WHAT THE EXERCISE ASKS: Only a number is required: how many lines of the material contain the word "Valid"?

DATA TO USE:
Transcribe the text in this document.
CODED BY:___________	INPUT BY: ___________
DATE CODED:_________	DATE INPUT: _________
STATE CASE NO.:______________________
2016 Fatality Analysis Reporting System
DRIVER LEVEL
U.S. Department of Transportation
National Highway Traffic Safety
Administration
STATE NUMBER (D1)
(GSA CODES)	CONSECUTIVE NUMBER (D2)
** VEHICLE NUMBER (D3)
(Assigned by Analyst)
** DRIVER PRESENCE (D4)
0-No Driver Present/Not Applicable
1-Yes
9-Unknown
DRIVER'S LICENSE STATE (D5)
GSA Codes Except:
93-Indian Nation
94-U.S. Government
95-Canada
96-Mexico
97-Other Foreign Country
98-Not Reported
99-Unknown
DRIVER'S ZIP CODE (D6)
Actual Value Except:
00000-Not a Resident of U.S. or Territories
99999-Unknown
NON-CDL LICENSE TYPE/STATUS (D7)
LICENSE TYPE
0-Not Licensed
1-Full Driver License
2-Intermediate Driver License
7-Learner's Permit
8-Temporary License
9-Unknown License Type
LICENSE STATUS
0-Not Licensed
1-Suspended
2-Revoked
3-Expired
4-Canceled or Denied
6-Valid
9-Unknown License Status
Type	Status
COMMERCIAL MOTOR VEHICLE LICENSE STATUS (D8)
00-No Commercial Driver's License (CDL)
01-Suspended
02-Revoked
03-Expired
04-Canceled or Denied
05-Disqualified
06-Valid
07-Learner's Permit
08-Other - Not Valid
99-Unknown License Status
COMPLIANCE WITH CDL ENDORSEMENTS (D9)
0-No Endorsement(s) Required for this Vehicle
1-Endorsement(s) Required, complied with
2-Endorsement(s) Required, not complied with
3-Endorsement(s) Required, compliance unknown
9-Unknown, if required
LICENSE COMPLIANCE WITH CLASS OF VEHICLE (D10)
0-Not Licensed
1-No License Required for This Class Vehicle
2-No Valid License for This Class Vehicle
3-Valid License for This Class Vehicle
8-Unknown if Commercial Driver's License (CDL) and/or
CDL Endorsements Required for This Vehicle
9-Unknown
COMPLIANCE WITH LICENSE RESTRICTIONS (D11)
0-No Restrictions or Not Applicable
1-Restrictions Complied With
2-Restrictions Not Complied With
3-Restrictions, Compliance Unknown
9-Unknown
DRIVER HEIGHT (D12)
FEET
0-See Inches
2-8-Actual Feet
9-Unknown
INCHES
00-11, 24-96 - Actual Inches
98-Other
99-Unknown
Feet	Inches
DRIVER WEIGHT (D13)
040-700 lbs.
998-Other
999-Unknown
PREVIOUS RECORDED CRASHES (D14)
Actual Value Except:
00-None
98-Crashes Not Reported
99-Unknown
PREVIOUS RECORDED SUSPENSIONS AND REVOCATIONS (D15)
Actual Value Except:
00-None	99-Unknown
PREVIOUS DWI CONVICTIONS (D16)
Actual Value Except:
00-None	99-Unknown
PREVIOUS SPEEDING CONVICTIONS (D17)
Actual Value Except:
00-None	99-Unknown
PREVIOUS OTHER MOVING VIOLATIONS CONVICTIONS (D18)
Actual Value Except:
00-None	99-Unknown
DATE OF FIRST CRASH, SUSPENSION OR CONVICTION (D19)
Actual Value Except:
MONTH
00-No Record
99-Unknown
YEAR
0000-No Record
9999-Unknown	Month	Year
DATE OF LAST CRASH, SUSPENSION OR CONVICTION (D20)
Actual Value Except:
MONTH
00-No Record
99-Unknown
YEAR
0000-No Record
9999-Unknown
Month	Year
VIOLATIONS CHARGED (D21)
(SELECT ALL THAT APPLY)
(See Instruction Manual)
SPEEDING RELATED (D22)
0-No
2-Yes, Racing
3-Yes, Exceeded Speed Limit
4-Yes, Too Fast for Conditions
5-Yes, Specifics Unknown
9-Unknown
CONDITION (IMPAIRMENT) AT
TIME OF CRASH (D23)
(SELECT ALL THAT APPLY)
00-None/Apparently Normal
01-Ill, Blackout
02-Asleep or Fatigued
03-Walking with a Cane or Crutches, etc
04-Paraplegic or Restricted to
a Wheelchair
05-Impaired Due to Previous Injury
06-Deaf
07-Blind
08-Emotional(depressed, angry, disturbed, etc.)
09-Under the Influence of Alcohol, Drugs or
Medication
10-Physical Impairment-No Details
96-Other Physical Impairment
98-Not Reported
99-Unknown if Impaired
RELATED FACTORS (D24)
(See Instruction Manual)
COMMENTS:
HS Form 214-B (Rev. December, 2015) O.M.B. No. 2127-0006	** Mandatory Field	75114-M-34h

SOLUTION TO THE EXERCISE: 5